What is being asked:
What lines of the data hold the string "kinase"? Copy them all.

[Document transcription data]
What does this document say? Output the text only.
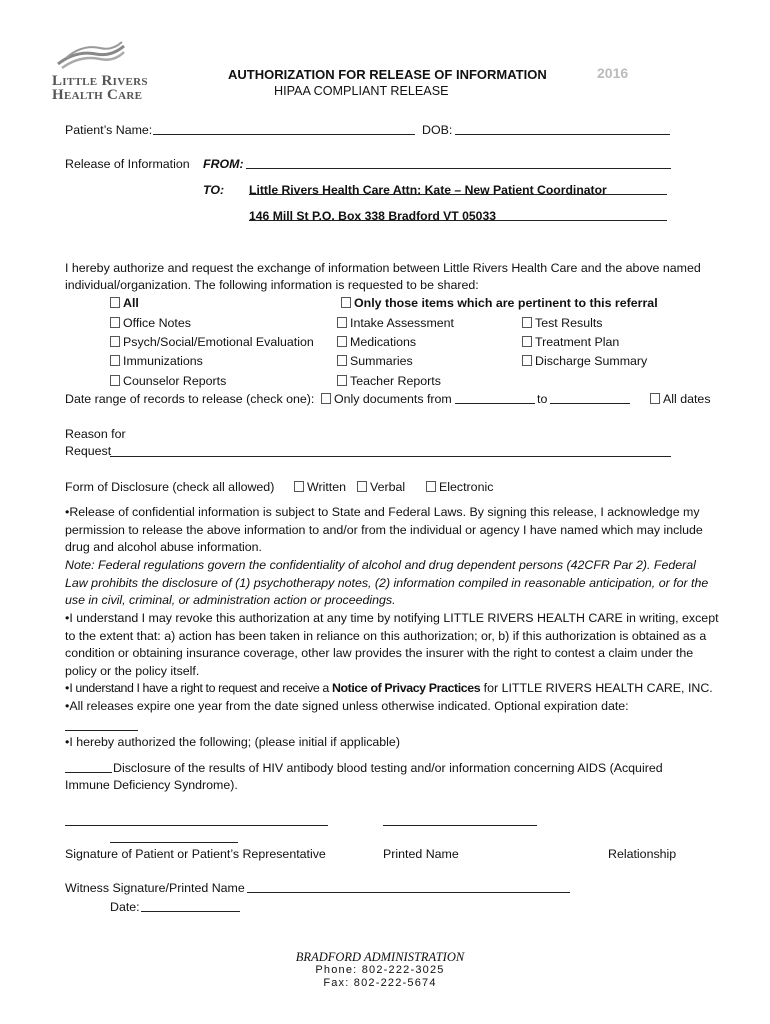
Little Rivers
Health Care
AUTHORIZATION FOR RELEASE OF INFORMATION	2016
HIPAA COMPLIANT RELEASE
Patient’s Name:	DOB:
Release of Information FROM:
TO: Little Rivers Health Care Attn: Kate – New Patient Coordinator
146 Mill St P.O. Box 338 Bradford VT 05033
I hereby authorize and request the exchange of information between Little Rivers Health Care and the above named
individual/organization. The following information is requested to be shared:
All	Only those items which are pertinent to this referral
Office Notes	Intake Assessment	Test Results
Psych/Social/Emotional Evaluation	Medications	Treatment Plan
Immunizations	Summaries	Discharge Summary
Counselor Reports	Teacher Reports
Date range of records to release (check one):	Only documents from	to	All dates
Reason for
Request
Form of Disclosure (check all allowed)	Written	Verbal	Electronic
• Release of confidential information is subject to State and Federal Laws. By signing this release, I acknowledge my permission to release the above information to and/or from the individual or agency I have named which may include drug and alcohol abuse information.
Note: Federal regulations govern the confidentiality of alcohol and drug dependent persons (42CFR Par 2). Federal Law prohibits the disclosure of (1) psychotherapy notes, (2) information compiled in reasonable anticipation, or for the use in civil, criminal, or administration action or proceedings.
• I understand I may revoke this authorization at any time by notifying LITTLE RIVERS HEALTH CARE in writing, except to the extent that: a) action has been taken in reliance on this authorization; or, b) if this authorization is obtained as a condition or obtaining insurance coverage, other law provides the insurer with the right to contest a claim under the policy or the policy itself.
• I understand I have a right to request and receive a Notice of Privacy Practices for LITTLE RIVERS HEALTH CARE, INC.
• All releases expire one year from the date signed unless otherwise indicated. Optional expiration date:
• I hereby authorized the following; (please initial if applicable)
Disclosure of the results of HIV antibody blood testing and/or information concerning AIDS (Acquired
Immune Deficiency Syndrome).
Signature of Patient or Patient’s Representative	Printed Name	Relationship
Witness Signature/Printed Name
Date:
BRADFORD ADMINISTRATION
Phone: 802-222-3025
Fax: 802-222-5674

--

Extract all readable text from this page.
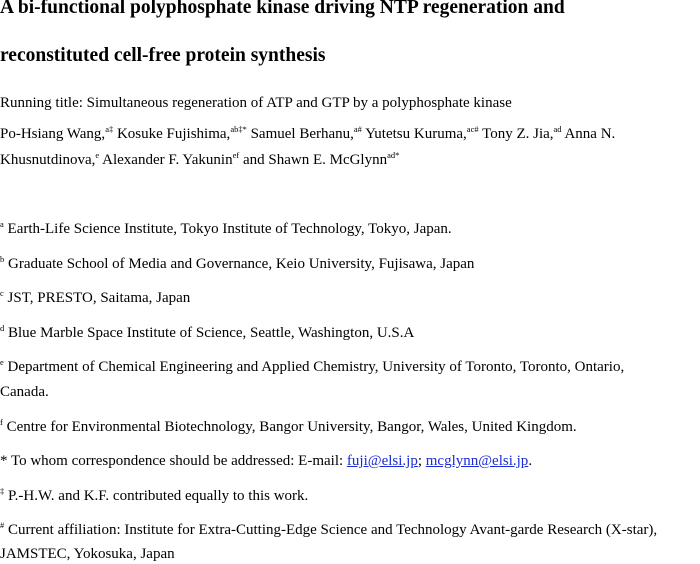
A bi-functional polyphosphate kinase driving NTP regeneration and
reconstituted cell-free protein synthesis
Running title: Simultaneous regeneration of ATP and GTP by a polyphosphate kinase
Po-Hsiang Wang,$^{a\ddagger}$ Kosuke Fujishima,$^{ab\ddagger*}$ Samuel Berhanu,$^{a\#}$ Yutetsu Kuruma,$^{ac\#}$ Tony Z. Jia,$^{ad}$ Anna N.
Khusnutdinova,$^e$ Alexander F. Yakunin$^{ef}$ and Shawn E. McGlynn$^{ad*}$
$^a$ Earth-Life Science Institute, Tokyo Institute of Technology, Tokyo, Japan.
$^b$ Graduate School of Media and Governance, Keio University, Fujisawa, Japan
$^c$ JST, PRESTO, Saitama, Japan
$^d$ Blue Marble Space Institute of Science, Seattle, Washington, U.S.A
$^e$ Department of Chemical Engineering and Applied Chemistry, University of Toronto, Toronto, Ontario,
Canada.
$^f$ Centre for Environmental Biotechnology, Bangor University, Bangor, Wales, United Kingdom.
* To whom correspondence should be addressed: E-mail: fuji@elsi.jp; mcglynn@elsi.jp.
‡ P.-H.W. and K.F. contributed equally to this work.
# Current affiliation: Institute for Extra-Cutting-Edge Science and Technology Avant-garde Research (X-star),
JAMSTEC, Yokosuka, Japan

Task answer:
A bi-functional polyphosphate kinase driving NTP regeneration and
Running title: Simultaneous regeneration of ATP and GTP by a polyphosphate kinase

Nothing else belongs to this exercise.